Items from a data source:
--- --- ---

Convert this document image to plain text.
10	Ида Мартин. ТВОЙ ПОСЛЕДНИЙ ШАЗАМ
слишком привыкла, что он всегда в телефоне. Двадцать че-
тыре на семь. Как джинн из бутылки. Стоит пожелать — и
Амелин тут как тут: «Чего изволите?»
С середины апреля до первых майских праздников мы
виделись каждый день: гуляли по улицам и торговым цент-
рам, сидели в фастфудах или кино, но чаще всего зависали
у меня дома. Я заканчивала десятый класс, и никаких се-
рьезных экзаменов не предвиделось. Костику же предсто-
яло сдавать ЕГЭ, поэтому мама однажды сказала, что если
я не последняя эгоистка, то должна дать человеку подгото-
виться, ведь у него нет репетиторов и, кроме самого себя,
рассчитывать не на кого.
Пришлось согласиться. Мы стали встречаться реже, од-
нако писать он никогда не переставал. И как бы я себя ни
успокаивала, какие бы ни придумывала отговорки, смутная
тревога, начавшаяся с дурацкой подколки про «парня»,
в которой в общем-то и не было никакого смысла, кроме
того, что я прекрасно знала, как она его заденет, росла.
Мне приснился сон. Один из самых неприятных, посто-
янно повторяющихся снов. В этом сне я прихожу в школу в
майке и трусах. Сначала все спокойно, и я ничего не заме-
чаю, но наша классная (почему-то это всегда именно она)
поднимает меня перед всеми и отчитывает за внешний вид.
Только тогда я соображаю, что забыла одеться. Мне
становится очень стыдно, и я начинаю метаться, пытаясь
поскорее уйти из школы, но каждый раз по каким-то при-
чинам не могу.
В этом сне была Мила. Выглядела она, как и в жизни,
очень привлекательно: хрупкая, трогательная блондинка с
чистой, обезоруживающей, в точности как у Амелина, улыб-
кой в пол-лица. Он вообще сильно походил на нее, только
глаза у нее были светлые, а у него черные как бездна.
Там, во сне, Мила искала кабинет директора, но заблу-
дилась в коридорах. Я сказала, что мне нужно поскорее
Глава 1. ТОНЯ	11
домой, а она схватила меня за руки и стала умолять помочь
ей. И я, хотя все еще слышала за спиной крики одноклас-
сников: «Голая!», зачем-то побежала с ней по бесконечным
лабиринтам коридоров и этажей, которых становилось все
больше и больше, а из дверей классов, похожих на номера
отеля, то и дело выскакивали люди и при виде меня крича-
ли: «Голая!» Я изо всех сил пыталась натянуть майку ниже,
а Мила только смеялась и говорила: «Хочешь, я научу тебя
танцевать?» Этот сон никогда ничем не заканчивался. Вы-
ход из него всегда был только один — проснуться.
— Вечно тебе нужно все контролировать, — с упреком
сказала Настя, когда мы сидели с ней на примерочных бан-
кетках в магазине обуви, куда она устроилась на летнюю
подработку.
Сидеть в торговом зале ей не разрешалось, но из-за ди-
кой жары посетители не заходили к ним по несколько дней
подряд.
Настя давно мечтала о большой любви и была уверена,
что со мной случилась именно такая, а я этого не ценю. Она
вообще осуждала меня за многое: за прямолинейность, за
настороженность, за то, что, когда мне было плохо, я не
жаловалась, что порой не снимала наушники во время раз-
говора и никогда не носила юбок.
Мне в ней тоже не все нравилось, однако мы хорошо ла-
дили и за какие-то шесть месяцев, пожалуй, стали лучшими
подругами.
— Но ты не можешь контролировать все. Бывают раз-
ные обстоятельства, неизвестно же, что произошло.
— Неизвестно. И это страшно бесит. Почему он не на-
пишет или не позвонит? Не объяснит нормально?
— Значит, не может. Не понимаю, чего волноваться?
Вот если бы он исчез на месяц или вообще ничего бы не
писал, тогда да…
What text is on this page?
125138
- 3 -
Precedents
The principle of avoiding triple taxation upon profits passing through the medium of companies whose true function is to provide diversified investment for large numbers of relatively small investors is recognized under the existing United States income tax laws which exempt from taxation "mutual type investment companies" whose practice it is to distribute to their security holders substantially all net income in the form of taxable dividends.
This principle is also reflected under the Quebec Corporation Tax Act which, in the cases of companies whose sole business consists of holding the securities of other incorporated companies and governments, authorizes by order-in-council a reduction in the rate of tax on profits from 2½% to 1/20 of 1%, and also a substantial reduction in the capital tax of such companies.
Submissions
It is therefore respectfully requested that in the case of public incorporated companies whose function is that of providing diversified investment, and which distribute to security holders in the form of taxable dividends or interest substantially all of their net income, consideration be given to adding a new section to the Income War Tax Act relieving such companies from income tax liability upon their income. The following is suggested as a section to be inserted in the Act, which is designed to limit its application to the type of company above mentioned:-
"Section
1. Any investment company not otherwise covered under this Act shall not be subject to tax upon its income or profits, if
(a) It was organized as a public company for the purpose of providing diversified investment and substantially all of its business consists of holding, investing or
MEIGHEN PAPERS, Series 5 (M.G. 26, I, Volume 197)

--- --- ---

THE PROBLEM: Scan the listing above and identify each line holding the string "consists"; copy every such line.

THE SOLUTION:
This principle is also reflected under the Quebec Corporation Tax Act which, in the cases of companies whose sole business consists of holding the securities of other incorporated companies and governments, authorizes by order-in-council a reduction in the rate of tax on profits from 2½% to 1/20 of 1%, and also a substantial reduction in the capital tax of such companies.
(a) It was organized as a public company for the purpose of providing diversified investment and substantially all of its business consists of holding, investing or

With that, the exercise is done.